[Start of Attachment]

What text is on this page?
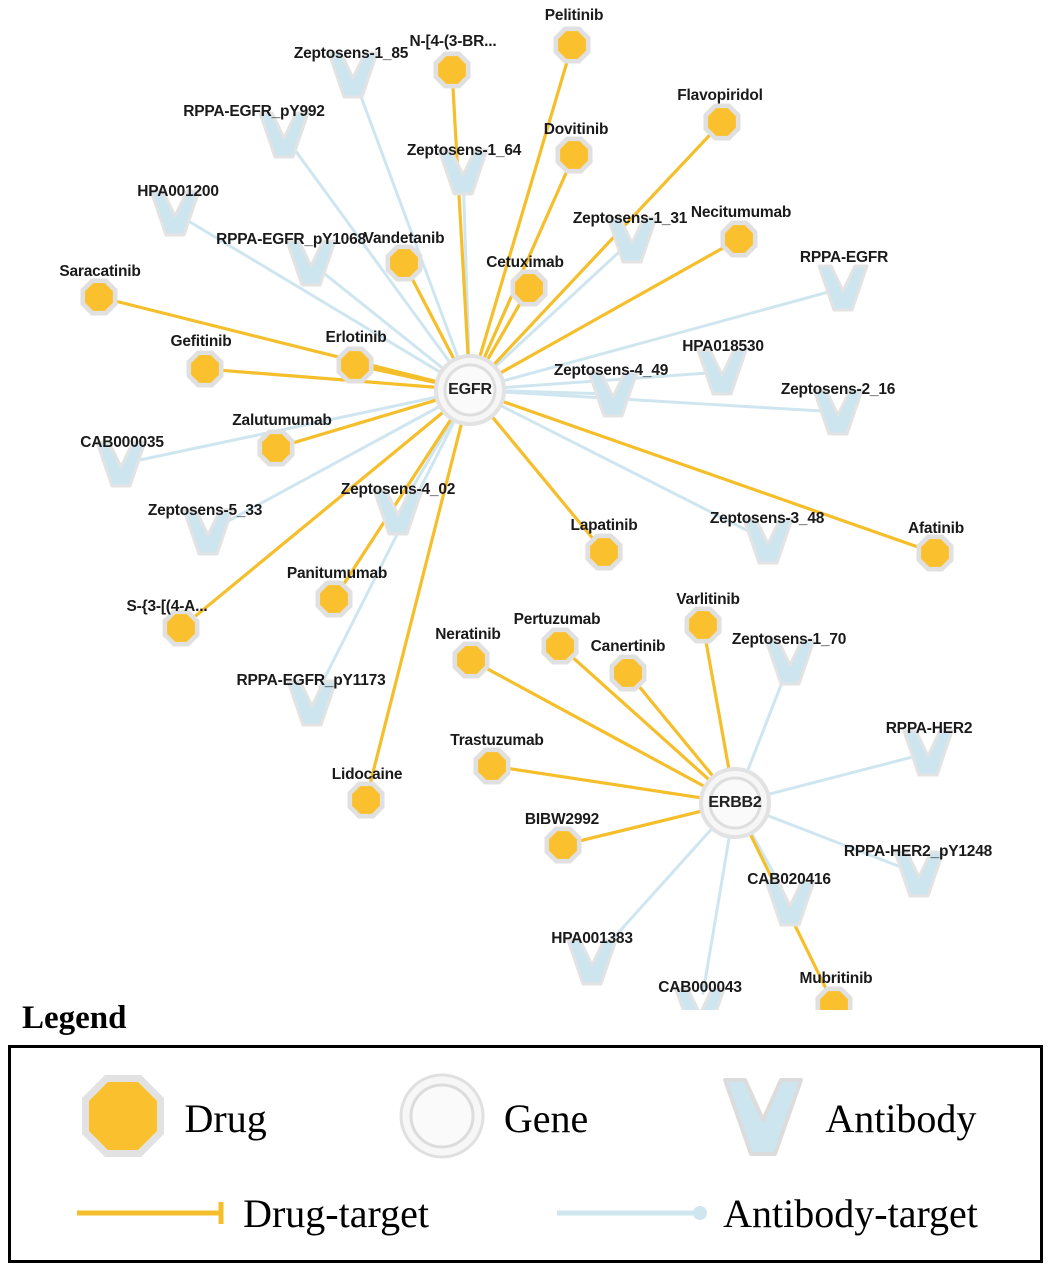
Zeptosens-1_85
RPPA-EGFR_pY992
Zeptosens-1_64
HPA001200
Zeptosens-1_31
RPPA-EGFR_pY1068
RPPA-EGFR
HPA018530
Zeptosens-4_49
Zeptosens-2_16
CAB000035
Zeptosens-5_33
Zeptosens-4_02
Zeptosens-3_48
Zeptosens-1_70
RPPA-EGFR_pY1173
RPPA-HER2
RPPA-HER2_pY1248
CAB020416
HPA001383
CAB000043
Pelitinib
N-[4-(3-BR...
Flavopiridol
Dovitinib
Necitumumab
Vandetanib
Cetuximab
Saracatinib
Gefitinib	Erlotinib
Zalutumumab
Afatinib
Lapatinib
Panitumumab
S-{3-[(4-A...	Varlitinib
Pertuzumab
Neratinib
Canertinib
Trastuzumab
Lidocaine
BIBW2992
Mubritinib
EGFR
ERBB2
Legend
Drug	Gene	Antibody
Drug-target	Antibody-target
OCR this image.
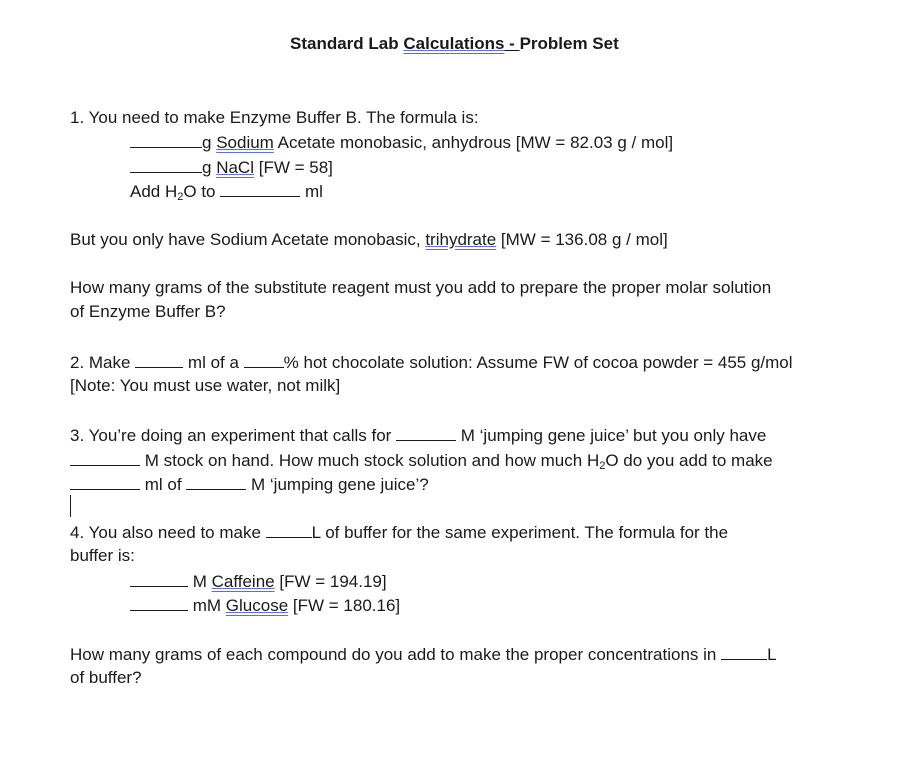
Standard Lab Calculations - Problem Set
1. You need to make Enzyme Buffer B. The formula is:
g Sodium Acetate monobasic, anhydrous [MW = 82.03 g / mol]
g NaCl [FW = 58]
Add $H_2O$ to	ml
But you only have Sodium Acetate monobasic, trihydrate [MW = 136.08 g / mol]
How many grams of the substitute reagent must you add to prepare the proper molar solution
of Enzyme Buffer B?
2. Make	ml of a % hot chocolate solution: Assume FW of cocoa powder = 455 g/mol
[Note: You must use water, not milk]
3. You’re doing an experiment that calls for	M ‘jumping gene juice’ but you only have
M stock on hand. How much stock solution and how much $H_2O$ do you add to make
ml of	M ‘jumping gene juice’?
4. You also need to make	L of buffer for the same experiment. The formula for the
buffer is:
M Caffeine [FW = 194.19]
mM Glucose [FW = 180.16]
How many grams of each compound do you add to make the proper concentrations in	L
of buffer?
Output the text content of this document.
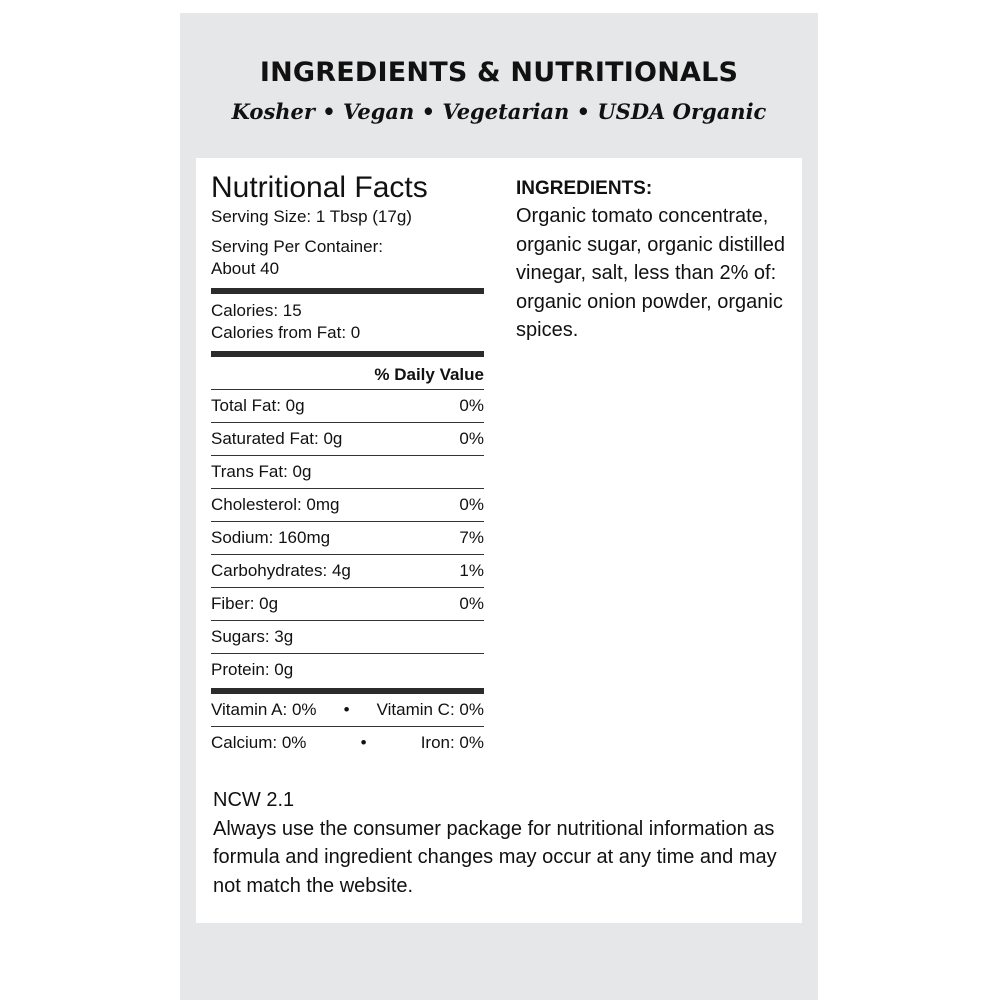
INGREDIENTS & NUTRITIONALS
Kosher • Vegan • Vegetarian • USDA Organic
Nutritional Facts
Serving Size: 1 Tbsp (17g)
Serving Per Container:
About 40
Calories: 15
Calories from Fat: 0
% Daily Value
Total Fat: 0g	0%
Saturated Fat: 0g	0%
Trans Fat: 0g
Cholesterol: 0mg	0%
Sodium: 160mg	7%
Carbohydrates: 4g	1%
Fiber: 0g	0%
Sugars: 3g
Protein: 0g
Vitamin A: 0% • Vitamin C: 0%
Calcium: 0%	•	Iron: 0%
INGREDIENTS:
Organic tomato concentrate, organic sugar, organic distilled vinegar, salt, less than 2% of: organic onion powder, organic spices.
NCW 2.1
Always use the consumer package for nutritional information as formula and ingredient changes may occur at any time and may not match the website.
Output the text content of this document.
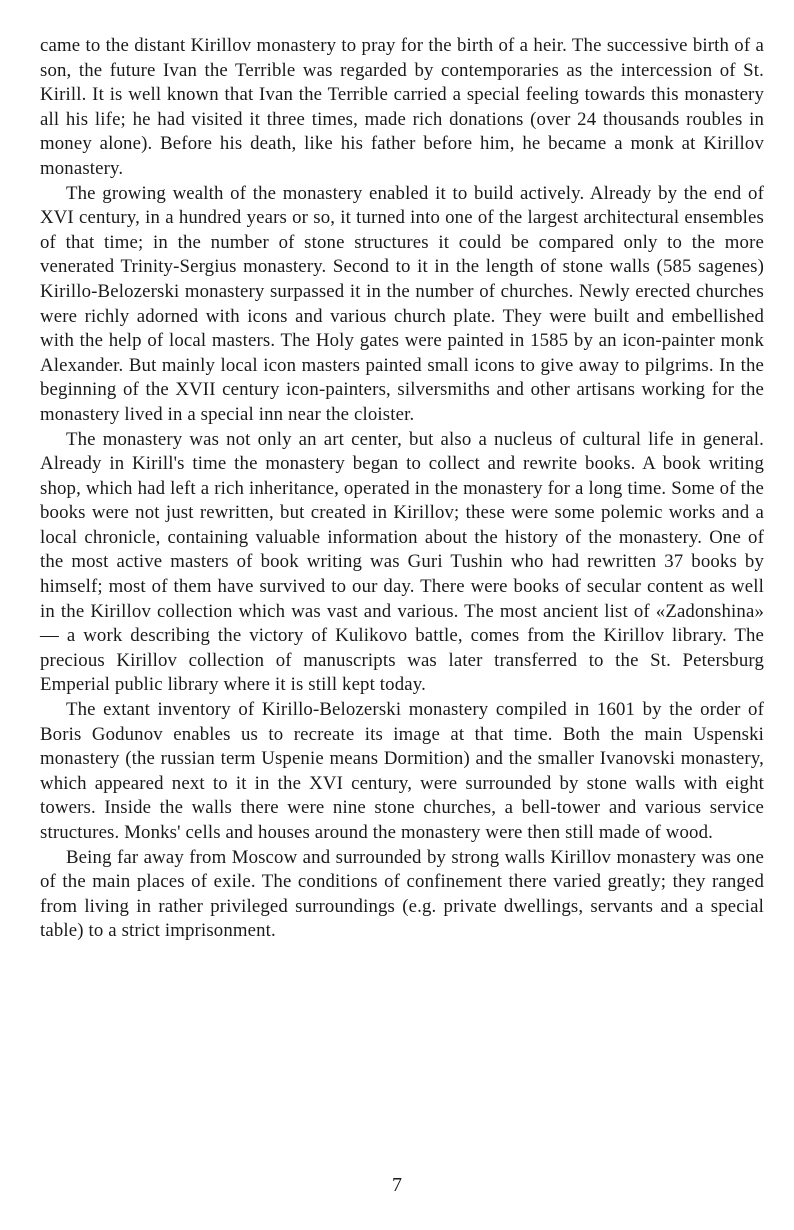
came to the distant Kirillov monastery to pray for the birth of a heir. The successive birth of a son, the future Ivan the Terrible was regarded by contemporaries as the intercession of St. Kirill. It is well known that Ivan the Terrible carried a special feeling towards this monastery all his life; he had visited it three times, made rich donations (over 24 thousands roubles in money alone). Before his death, like his father before him, he became a monk at Kirillov monastery.

The growing wealth of the monastery enabled it to build actively. Already by the end of XVI century, in a hundred years or so, it turned into one of the largest architectural ensembles of that time; in the number of stone structures it could be compared only to the more venerated Trinity-Sergius monastery. Second to it in the length of stone walls (585 sagenes) Kirillo-Belozerski monastery surpassed it in the number of churches. Newly erected churches were richly adorned with icons and various church plate. They were built and embellished with the help of local masters. The Holy gates were painted in 1585 by an icon-painter monk Alexander. But mainly local icon masters painted small icons to give away to pilgrims. In the beginning of the XVII century icon-painters, silversmiths and other artisans working for the monastery lived in a special inn near the cloister.

The monastery was not only an art center, but also a nucleus of cultural life in general. Already in Kirill's time the monastery began to collect and rewrite books. A book writing shop, which had left a rich inheritance, operated in the monastery for a long time. Some of the books were not just rewritten, but created in Kirillov; these were some polemic works and a local chronicle, containing valuable information about the history of the monastery. One of the most active masters of book writing was Guri Tushin who had rewritten 37 books by himself; most of them have survived to our day. There were books of secular content as well in the Kirillov collection which was vast and various. The most ancient list of «Zadonshina» — a work describing the victory of Kulikovo battle, comes from the Kirillov library. The precious Kirillov collection of manuscripts was later transferred to the St. Petersburg Emperial public library where it is still kept today.

The extant inventory of Kirillo-Belozerski monastery compiled in 1601 by the order of Boris Godunov enables us to recreate its image at that time. Both the main Uspenski monastery (the russian term Uspenie means Dormition) and the smaller Ivanovski monastery, which appeared next to it in the XVI century, were surrounded by stone walls with eight towers. Inside the walls there were nine stone churches, a bell-tower and various service structures. Monks' cells and houses around the monastery were then still made of wood.

Being far away from Moscow and surrounded by strong walls Kirillov monastery was one of the main places of exile. The conditions of confinement there varied greatly; they ranged from living in rather privileged surroundings (e.g. private dwellings, servants and a special table) to a strict imprisonment.

7
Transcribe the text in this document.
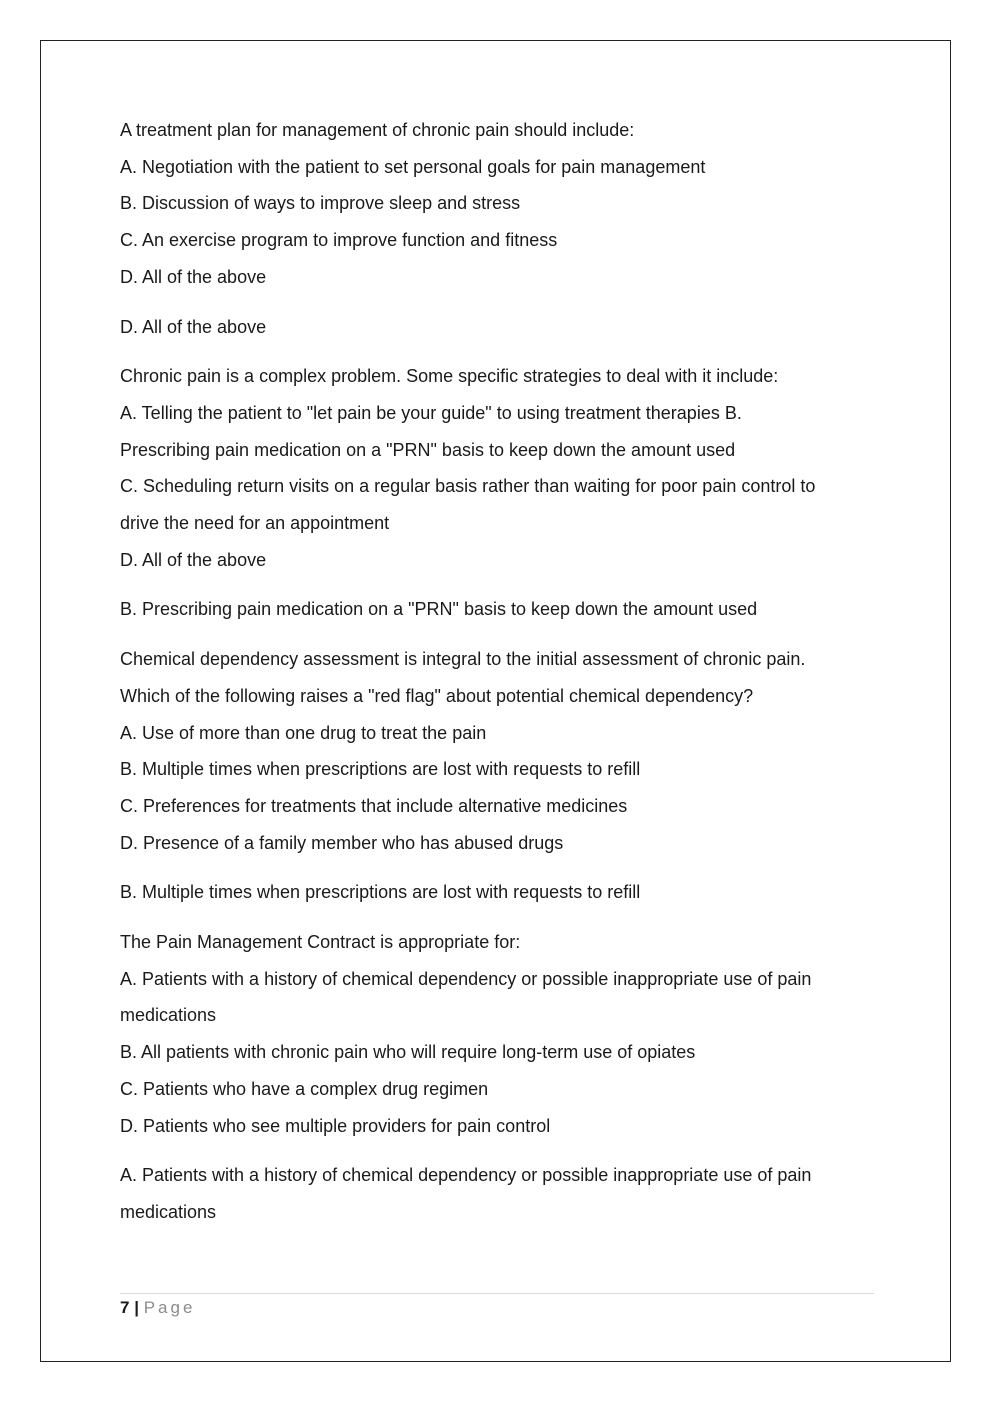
A treatment plan for management of chronic pain should include:
A. Negotiation with the patient to set personal goals for pain management
B. Discussion of ways to improve sleep and stress
C. An exercise program to improve function and fitness
D. All of the above
D. All of the above
Chronic pain is a complex problem. Some specific strategies to deal with it include:
A. Telling the patient to "let pain be your guide" to using treatment therapies B.
Prescribing pain medication on a "PRN" basis to keep down the amount used
C. Scheduling return visits on a regular basis rather than waiting for poor pain control to
drive the need for an appointment
D. All of the above
B. Prescribing pain medication on a "PRN" basis to keep down the amount used
Chemical dependency assessment is integral to the initial assessment of chronic pain.
Which of the following raises a "red flag" about potential chemical dependency?
A. Use of more than one drug to treat the pain
B. Multiple times when prescriptions are lost with requests to refill
C. Preferences for treatments that include alternative medicines
D. Presence of a family member who has abused drugs
B. Multiple times when prescriptions are lost with requests to refill
The Pain Management Contract is appropriate for:
A. Patients with a history of chemical dependency or possible inappropriate use of pain
medications
B. All patients with chronic pain who will require long-term use of opiates
C. Patients who have a complex drug regimen
D. Patients who see multiple providers for pain control
A. Patients with a history of chemical dependency or possible inappropriate use of pain
medications
7 | Page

[End of Attachment]

If a line of the records includes the string "amount", copy it out.

_Written solution:_
Prescribing pain medication on a "PRN" basis to keep down the amount used
B. Prescribing pain medication on a "PRN" basis to keep down the amount used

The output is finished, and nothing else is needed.